- Given task
Copy every line of the data that includes the string "Miss".

========

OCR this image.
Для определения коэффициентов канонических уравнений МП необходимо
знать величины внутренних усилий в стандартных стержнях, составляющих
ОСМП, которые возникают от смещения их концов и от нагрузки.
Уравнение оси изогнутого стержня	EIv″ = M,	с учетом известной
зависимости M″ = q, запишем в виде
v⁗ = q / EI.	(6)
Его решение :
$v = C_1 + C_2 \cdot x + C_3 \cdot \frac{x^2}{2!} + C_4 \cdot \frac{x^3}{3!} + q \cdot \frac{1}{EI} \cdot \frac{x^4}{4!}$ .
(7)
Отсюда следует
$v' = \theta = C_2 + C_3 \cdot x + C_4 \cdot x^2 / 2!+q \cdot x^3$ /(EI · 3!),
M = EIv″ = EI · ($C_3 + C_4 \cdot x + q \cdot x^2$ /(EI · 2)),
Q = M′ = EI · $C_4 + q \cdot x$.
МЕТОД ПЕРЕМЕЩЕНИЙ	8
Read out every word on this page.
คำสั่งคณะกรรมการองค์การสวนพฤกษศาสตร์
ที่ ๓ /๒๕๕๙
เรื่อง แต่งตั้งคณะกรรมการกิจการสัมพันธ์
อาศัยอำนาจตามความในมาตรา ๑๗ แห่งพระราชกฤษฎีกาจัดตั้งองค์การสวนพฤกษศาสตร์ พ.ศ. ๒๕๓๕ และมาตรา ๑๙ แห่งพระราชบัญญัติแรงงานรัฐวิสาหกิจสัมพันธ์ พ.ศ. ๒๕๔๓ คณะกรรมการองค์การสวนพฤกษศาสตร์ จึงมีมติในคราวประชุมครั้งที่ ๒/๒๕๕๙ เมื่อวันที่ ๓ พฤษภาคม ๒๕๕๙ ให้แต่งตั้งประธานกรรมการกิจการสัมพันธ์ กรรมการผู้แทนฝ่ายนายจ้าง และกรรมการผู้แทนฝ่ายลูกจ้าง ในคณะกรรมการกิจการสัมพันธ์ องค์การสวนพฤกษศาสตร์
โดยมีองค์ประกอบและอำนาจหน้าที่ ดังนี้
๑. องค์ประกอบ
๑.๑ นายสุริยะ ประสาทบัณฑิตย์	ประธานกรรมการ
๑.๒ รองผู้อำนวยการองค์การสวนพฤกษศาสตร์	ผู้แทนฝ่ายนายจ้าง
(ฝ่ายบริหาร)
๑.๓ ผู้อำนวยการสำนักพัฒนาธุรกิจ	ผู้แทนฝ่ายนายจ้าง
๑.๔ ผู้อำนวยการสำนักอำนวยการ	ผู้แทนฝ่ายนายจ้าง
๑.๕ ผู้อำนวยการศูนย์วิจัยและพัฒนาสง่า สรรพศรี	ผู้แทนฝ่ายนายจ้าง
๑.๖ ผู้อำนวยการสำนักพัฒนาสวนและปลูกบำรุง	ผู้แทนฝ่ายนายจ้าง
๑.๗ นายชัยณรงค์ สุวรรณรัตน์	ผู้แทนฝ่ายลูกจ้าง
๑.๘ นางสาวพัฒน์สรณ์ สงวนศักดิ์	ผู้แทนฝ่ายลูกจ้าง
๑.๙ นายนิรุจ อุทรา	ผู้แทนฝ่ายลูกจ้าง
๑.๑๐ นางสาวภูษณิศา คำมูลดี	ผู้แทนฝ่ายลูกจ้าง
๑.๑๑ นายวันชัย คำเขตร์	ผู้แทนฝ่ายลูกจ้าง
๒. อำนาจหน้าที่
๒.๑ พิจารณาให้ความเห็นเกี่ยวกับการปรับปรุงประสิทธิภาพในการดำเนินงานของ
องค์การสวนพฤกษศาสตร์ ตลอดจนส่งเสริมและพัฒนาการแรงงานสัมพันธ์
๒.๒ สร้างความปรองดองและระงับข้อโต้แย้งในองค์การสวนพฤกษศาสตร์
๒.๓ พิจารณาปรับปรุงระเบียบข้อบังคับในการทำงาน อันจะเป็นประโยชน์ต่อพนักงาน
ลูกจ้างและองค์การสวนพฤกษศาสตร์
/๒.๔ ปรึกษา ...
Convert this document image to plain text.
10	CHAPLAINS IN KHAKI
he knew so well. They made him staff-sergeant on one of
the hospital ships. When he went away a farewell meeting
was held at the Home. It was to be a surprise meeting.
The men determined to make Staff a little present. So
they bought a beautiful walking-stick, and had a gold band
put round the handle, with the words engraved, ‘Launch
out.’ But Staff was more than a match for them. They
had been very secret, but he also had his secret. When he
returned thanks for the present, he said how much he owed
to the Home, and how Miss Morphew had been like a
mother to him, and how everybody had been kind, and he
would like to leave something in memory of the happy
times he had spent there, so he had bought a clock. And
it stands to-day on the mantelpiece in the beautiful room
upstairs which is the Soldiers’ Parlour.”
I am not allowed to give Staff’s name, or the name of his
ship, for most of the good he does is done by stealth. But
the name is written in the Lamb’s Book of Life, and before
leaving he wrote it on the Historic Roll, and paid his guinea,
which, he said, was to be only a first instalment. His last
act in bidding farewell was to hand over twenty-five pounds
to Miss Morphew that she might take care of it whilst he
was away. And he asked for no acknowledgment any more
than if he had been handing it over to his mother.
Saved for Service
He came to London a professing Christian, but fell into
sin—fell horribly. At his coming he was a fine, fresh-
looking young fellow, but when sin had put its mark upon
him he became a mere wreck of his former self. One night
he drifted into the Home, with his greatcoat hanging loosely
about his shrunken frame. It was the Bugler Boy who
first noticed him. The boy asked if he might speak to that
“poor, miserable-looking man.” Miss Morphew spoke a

========

- Full solution
to the Home, and how Miss Morphew had been like a
to Miss Morphew that she might take care of it whilst he
“poor, miserable-looking man.” Miss Morphew spoke a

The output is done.